:: GIVEN REQUEST ::
The records below must be output exactly, without pictures.

:: RECORD EXTRACTS ::
%%

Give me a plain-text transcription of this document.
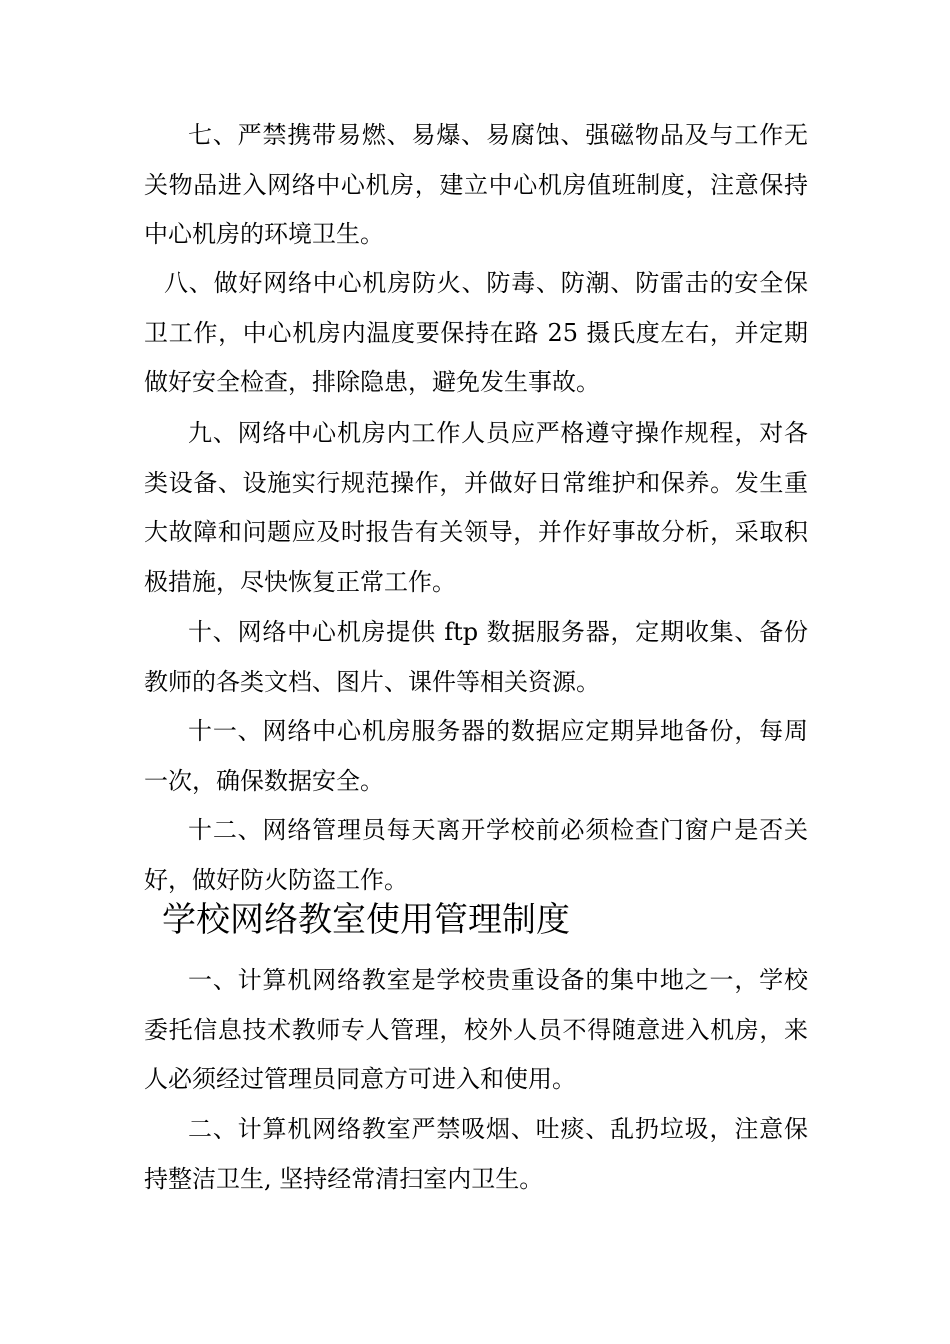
七、严禁携带易燃、易爆、易腐蚀、强磁物品及与工作无关物品进入网络中心机房，建立中心机房值班制度，注意保持中心机房的环境卫生。

八、做好网络中心机房防火、防毒、防潮、防雷击的安全保卫工作，中心机房内温度要保持在路 25 摄氏度左右，并定期做好安全检查，排除隐患，避免发生事故。

九、网络中心机房内工作人员应严格遵守操作规程，对各类设备、设施实行规范操作，并做好日常维护和保养。发生重大故障和问题应及时报告有关领导，并作好事故分析，采取积极措施，尽快恢复正常工作。

十、网络中心机房提供 ftp 数据服务器，定期收集、备份教师的各类文档、图片、课件等相关资源。

十一、网络中心机房服务器的数据应定期异地备份，每周一次，确保数据安全。

十二、网络管理员每天离开学校前必须检查门窗户是否关好，做好防火防盗工作。

学校网络教室使用管理制度

一、计算机网络教室是学校贵重设备的集中地之一，学校委托信息技术教师专人管理，校外人员不得随意进入机房，来人必须经过管理员同意方可进入和使用。

二、计算机网络教室严禁吸烟、吐痰、乱扔垃圾，注意保持整洁卫生, 坚持经常清扫室内卫生。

%%

:: ANSWER TO THIS TASK ::
Give me a plain-text transcription of this document.
七、严禁携带易燃、易爆、易腐蚀、强磁物品及与工作无关物品进入网络中心机房，建立中心机房值班制度，注意保持中心机房的环境卫生。

八、做好网络中心机房防火、防毒、防潮、防雷击的安全保卫工作，中心机房内温度要保持在路 25 摄氏度左右，并定期做好安全检查，排除隐患，避免发生事故。

九、网络中心机房内工作人员应严格遵守操作规程，对各类设备、设施实行规范操作，并做好日常维护和保养。发生重大故障和问题应及时报告有关领导，并作好事故分析，采取积极措施，尽快恢复正常工作。

十、网络中心机房提供 ftp 数据服务器，定期收集、备份教师的各类文档、图片、课件等相关资源。

十一、网络中心机房服务器的数据应定期异地备份，每周一次，确保数据安全。

十二、网络管理员每天离开学校前必须检查门窗户是否关好，做好防火防盗工作。

学校网络教室使用管理制度

一、计算机网络教室是学校贵重设备的集中地之一，学校委托信息技术教师专人管理，校外人员不得随意进入机房，来人必须经过管理员同意方可进入和使用。

二、计算机网络教室严禁吸烟、吐痰、乱扔垃圾，注意保持整洁卫生, 坚持经常清扫室内卫生。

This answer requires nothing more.